BEGIN Records provided

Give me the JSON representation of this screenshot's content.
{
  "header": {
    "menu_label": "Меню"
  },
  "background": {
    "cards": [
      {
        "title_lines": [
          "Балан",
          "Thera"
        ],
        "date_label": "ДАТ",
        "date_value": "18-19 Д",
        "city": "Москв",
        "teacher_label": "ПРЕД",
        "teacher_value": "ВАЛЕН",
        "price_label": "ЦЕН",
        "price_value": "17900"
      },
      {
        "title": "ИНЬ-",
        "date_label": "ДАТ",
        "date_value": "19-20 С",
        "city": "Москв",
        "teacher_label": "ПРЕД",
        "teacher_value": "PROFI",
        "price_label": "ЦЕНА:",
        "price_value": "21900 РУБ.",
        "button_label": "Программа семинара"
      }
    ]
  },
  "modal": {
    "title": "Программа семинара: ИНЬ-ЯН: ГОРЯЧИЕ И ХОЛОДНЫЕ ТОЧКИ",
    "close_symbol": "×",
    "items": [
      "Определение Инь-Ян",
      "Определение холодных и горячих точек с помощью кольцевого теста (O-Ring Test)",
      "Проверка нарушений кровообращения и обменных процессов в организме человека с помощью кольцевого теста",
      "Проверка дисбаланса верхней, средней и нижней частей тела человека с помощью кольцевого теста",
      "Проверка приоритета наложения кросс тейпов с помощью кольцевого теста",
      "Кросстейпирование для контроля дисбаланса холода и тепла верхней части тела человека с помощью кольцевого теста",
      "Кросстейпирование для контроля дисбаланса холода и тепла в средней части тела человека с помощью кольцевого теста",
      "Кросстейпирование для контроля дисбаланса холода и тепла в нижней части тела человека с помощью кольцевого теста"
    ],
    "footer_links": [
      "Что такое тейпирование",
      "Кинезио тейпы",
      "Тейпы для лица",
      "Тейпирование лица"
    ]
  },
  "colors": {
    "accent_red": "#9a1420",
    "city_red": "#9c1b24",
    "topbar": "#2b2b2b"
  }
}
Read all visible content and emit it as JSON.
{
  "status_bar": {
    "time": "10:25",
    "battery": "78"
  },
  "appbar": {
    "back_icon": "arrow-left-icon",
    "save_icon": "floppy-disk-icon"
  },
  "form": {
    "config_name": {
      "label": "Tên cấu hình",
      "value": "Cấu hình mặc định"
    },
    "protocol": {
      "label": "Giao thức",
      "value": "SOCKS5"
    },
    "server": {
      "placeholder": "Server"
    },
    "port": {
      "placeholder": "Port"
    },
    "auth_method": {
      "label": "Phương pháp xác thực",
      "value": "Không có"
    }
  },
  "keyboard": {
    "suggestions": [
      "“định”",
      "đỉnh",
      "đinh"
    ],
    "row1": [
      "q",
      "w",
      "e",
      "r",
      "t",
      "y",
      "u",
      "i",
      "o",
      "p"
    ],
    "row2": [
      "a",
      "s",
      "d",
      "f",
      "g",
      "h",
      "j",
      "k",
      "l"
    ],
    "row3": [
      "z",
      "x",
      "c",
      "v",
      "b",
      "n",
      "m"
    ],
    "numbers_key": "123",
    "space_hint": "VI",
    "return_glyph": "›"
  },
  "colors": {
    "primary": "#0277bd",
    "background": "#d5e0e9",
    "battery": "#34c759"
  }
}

END Records provided

◆ Stated task ◆
Set every line of the listing down word for word.

◆ Correct response ◆
Give me the JSON representation of this screenshot's content.
{
  "header": {
    "menu_label": "Меню"
  },
  "background": {
    "cards": [
      {
        "title_lines": [
          "Балан",
          "Thera"
        ],
        "date_label": "ДАТ",
        "date_value": "18-19 Д",
        "city": "Москв",
        "teacher_label": "ПРЕД",
        "teacher_value": "ВАЛЕН",
        "price_label": "ЦЕН",
        "price_value": "17900"
      },
      {
        "title": "ИНЬ-",
        "date_label": "ДАТ",
        "date_value": "19-20 С",
        "city": "Москв",
        "teacher_label": "ПРЕД",
        "teacher_value": "PROFI",
        "price_label": "ЦЕНА:",
        "price_value": "21900 РУБ.",
        "button_label": "Программа семинара"
      }
    ]
  },
  "modal": {
    "title": "Программа семинара: ИНЬ-ЯН: ГОРЯЧИЕ И ХОЛОДНЫЕ ТОЧКИ",
    "close_symbol": "×",
    "items": [
      "Определение Инь-Ян",
      "Определение холодных и горячих точек с помощью кольцевого теста (O-Ring Test)",
      "Проверка нарушений кровообращения и обменных процессов в организме человека с помощью кольцевого теста",
      "Проверка дисбаланса верхней, средней и нижней частей тела человека с помощью кольцевого теста",
      "Проверка приоритета наложения кросс тейпов с помощью кольцевого теста",
      "Кросстейпирование для контроля дисбаланса холода и тепла верхней части тела человека с помощью кольцевого теста",
      "Кросстейпирование для контроля дисбаланса холода и тепла в средней части тела человека с помощью кольцевого теста",
      "Кросстейпирование для контроля дисбаланса холода и тепла в нижней части тела человека с помощью кольцевого теста"
    ],
    "footer_links": [
      "Что такое тейпирование",
      "Кинезио тейпы",
      "Тейпы для лица",
      "Тейпирование лица"
    ]
  },
  "colors": {
    "accent_red": "#9a1420",
    "city_red": "#9c1b24",
    "topbar": "#2b2b2b"
  }
}
Read all visible content and emit it as JSON.
{
  "status_bar": {
    "time": "10:25",
    "battery": "78"
  },
  "appbar": {
    "back_icon": "arrow-left-icon",
    "save_icon": "floppy-disk-icon"
  },
  "form": {
    "config_name": {
      "label": "Tên cấu hình",
      "value": "Cấu hình mặc định"
    },
    "protocol": {
      "label": "Giao thức",
      "value": "SOCKS5"
    },
    "server": {
      "placeholder": "Server"
    },
    "port": {
      "placeholder": "Port"
    },
    "auth_method": {
      "label": "Phương pháp xác thực",
      "value": "Không có"
    }
  },
  "keyboard": {
    "suggestions": [
      "“định”",
      "đỉnh",
      "đinh"
    ],
    "row1": [
      "q",
      "w",
      "e",
      "r",
      "t",
      "y",
      "u",
      "i",
      "o",
      "p"
    ],
    "row2": [
      "a",
      "s",
      "d",
      "f",
      "g",
      "h",
      "j",
      "k",
      "l"
    ],
    "row3": [
      "z",
      "x",
      "c",
      "v",
      "b",
      "n",
      "m"
    ],
    "numbers_key": "123",
    "space_hint": "VI",
    "return_glyph": "›"
  },
  "colors": {
    "primary": "#0277bd",
    "background": "#d5e0e9",
    "battery": "#34c759"
  }
}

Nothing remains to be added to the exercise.